• **WORK INSTRUCTIONS**
Report how many lines of these entries hold the string "this"; reply with the number alone.

• **EXTRACTED RECORDS**

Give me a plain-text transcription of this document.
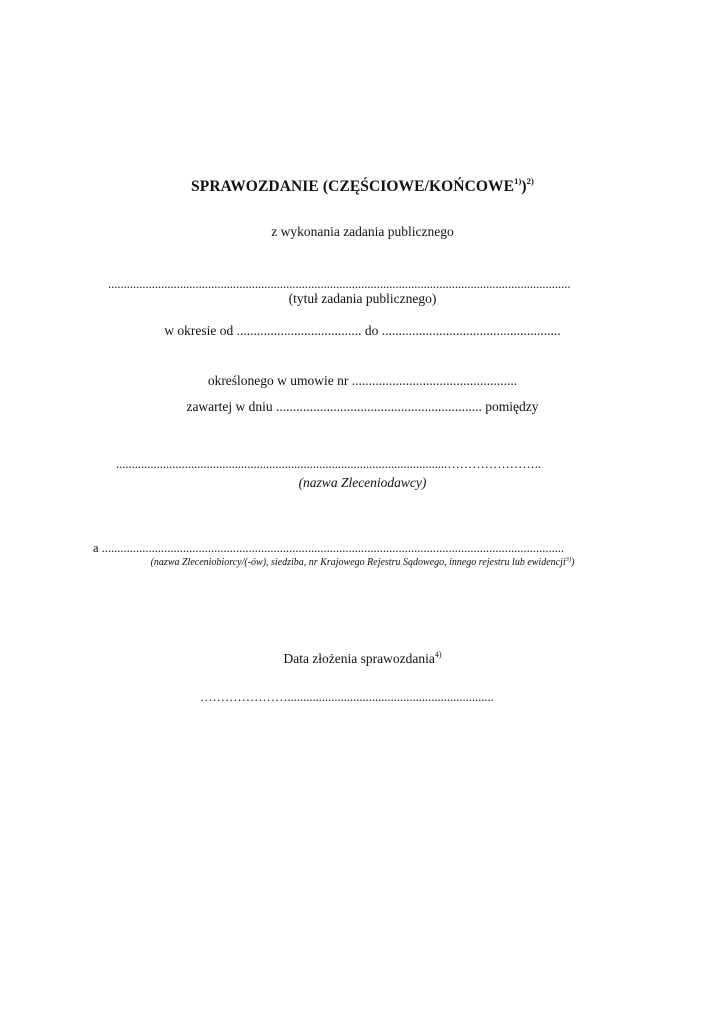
SPRAWOZDANIE (CZĘŚCIOWE/KOŃCOWE$^{1)}$)$^{2)}$
z wykonania zadania publicznego
....................................................................................................................................................
(tytuł zadania publicznego)
w okresie od ..................................... do .....................................................
określonego w umowie nr .................................................
zawartej w dniu ............................................................. pomiędzy
..........................................................................................................…………………..
(nazwa Zleceniodawcy)
a ....................................................................................................................................................
(nazwa Zleceniobiorcy/(-ów), siedziba, nr Krajowego Rejestru Sądowego, innego rejestru lub ewidencji$^{3)}$)
Data złożenia sprawozdania$^{4)}$
…………………..................................................................
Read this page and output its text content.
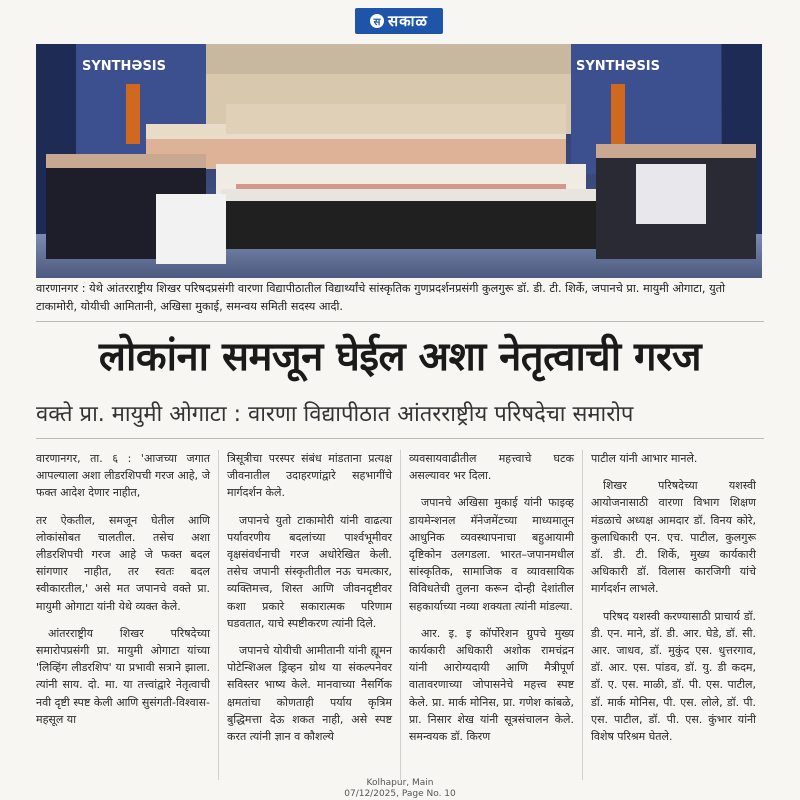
स सकाळ
SYNTHƏSIS	SYNTHƏSIS
वारणानगर : येथे आंतरराष्ट्रीय शिखर परिषदप्रसंगी वारणा विद्यापीठातील विद्यार्थ्यांचे सांस्कृतिक गुणप्रदर्शनप्रसंगी कुलगुरू डॉ. डी. टी. शिर्के, जपानचे प्रा. मायुमी ओगाटा, युतो टाकामोरी, योयीची आमितानी, अखिसा मुकाई, समन्वय समिती सदस्य आदी.
लोकांना समजून घेईल अशा नेतृत्वाची गरज
वक्ते प्रा. मायुमी ओगाटा : वारणा विद्यापीठात आंतरराष्ट्रीय परिषदेचा समारोप

वारणानगर, ता. ६ : 'आजच्या जगात आपल्याला अशा लीडरशिपची गरज आहे, जे फक्त आदेश देणार नाहीत,

तर ऐकतील, समजून घेतील आणि लोकांसोबत चालतील. तसेच अशा लीडरशिपची गरज आहे जे फक्त बदल सांगणार नाहीत, तर स्वतः बदल स्वीकारतील,' असे मत जपानचे वक्ते प्रा. मायुमी ओगाटा यांनी येथे व्यक्त केले.

आंतरराष्ट्रीय शिखर परिषदेच्या समारोपप्रसंगी प्रा. मायुमी ओगाटा यांच्या 'लिव्हिंग लीडरशिप' या प्रभावी सत्राने झाला. त्यांनी साय. दो. मा. या तत्त्वांद्वारे नेतृत्वाची नवी दृष्टी स्पष्ट केली आणि सुसंगती-विश्वास-महसूल या

त्रिसूत्रीचा परस्पर संबंध मांडताना प्रत्यक्ष जीवनातील उदाहरणांद्वारे सहभागींचे मार्गदर्शन केले.

जपानचे युतो टाकामोरी यांनी वाढत्या पर्यावरणीय बदलांच्या पार्श्वभूमीवर वृक्षसंवर्धनाची गरज अधोरेखित केली. तसेच जपानी संस्कृतीतील नऊ चमत्कार, व्यक्तिमत्त्व, शिस्त आणि जीवनदृष्टीवर कशा प्रकारे सकारात्मक परिणाम घडवतात, याचे स्पष्टीकरण त्यांनी दिले.

जपानचे योयीची आमीतानी यांनी ह्यूमन पोटेन्शिअल ड्रिव्हन ग्रोथ या संकल्पनेवर सविस्तर भाष्य केले. मानवाच्या नैसर्गिक क्षमतांचा कोणताही पर्याय कृत्रिम बुद्धिमत्ता देऊ शकत नाही, असे स्पष्ट करत त्यांनी ज्ञान व कौशल्ये

व्यवसायवाढीतील महत्त्वाचे घटक असल्यावर भर दिला.

जपानचे अखिसा मुकाई यांनी फाइव्ह डायमेन्शनल मॅनेजमेंटच्या माध्यमातून आधुनिक व्यवस्थापनाचा बहुआयामी दृष्टिकोन उलगडला. भारत–जपानमधील सांस्कृतिक, सामाजिक व व्यावसायिक विविधतेची तुलना करून दोन्ही देशांतील सहकार्याच्या नव्या शक्यता त्यांनी मांडल्या.

आर. इ. इ कॉर्पोरेशन ग्रुपचे मुख्य कार्यकारी अधिकारी अशोक रामचंद्रन यांनी आरोग्यदायी आणि मैत्रीपूर्ण वातावरणाच्या जोपासनेचे महत्त्व स्पष्ट केले. प्रा. मार्क मोनिस, प्रा. गणेश कांबळे, प्रा. निसार शेख यांनी सूत्रसंचालन केले. समन्वयक डॉ. किरण

पाटील यांनी आभार मानले.

शिखर परिषदेच्या यशस्वी आयोजनासाठी वारणा विभाग शिक्षण मंडळाचे अध्यक्ष आमदार डॉ. विनय कोरे, कुलाधिकारी एन. एच. पाटील, कुलगुरू डॉ. डी. टी. शिर्के, मुख्य कार्यकारी अधिकारी डॉ. विलास कारजिगी यांचे मार्गदर्शन लाभले.

परिषद यशस्वी करण्यासाठी प्राचार्य डॉ. डी. एन. माने, डॉ. डी. आर. घेडे, डॉ. सी. आर. जाधव, डॉ. मुकुंद एस. धुत्तरगाव, डॉ. आर. एस. पांडव, डॉ. यु. डी कदम, डॉ. ए. एस. माळी, डॉ. पी. एस. पाटील, डॉ. मार्क मोनिस, पी. एस. लोले, डॉ. पी. एस. पाटील, डॉ. पी. एस. कुंभार यांनी विशेष परिश्रम घेतले.

Kolhapur, Main
07/12/2025, Page No. 10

• **TASK RESULT**
2